Problem:
Extract each line from the entries below that has the string "screenshot" in it.

Items listed in a dataset
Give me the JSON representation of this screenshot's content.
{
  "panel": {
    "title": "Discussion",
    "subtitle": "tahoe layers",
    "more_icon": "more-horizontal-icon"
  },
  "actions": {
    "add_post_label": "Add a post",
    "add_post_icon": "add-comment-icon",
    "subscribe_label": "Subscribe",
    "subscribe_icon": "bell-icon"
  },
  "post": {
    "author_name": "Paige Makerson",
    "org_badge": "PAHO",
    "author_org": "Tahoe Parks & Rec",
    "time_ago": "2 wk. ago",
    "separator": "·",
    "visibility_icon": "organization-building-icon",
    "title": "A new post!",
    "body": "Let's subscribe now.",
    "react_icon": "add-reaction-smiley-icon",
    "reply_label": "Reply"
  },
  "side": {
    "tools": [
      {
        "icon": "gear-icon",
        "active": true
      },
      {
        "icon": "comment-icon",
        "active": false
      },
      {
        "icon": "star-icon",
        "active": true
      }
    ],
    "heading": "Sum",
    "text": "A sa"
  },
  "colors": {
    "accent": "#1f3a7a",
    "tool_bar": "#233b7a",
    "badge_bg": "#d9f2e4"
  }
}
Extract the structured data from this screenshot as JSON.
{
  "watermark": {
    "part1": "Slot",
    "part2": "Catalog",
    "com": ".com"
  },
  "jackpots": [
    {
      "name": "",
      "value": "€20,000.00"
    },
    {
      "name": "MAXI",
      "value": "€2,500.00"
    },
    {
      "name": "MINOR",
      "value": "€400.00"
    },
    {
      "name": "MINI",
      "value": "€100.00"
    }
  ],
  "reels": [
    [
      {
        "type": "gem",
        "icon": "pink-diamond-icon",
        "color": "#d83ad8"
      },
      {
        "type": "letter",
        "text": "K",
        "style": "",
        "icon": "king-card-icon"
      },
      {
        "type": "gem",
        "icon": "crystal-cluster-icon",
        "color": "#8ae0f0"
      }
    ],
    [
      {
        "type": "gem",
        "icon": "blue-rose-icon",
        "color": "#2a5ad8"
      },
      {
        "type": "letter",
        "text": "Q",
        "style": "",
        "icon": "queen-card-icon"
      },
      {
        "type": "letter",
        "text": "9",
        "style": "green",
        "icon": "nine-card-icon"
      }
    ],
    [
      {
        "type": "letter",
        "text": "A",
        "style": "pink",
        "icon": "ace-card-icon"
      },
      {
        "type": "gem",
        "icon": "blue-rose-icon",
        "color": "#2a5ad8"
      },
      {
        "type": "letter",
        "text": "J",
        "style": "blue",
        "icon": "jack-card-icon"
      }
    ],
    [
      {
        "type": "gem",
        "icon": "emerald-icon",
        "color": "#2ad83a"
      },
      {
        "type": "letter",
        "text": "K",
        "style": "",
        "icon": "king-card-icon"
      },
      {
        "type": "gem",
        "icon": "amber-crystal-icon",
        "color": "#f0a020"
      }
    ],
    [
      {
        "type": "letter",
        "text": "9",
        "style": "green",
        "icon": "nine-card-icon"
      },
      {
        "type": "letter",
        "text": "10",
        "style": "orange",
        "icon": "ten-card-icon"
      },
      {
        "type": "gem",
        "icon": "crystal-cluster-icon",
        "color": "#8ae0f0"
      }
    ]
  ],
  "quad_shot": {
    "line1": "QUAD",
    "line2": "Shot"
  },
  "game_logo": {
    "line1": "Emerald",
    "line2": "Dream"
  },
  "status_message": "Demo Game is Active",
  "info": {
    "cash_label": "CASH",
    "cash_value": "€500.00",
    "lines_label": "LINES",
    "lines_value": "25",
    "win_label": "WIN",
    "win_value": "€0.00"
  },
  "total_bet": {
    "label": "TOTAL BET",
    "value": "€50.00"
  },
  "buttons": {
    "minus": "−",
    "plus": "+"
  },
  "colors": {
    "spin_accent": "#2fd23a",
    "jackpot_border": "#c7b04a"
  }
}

The output:
Give me the JSON representation of this screenshot's content.
Extract the structured data from this screenshot as JSON.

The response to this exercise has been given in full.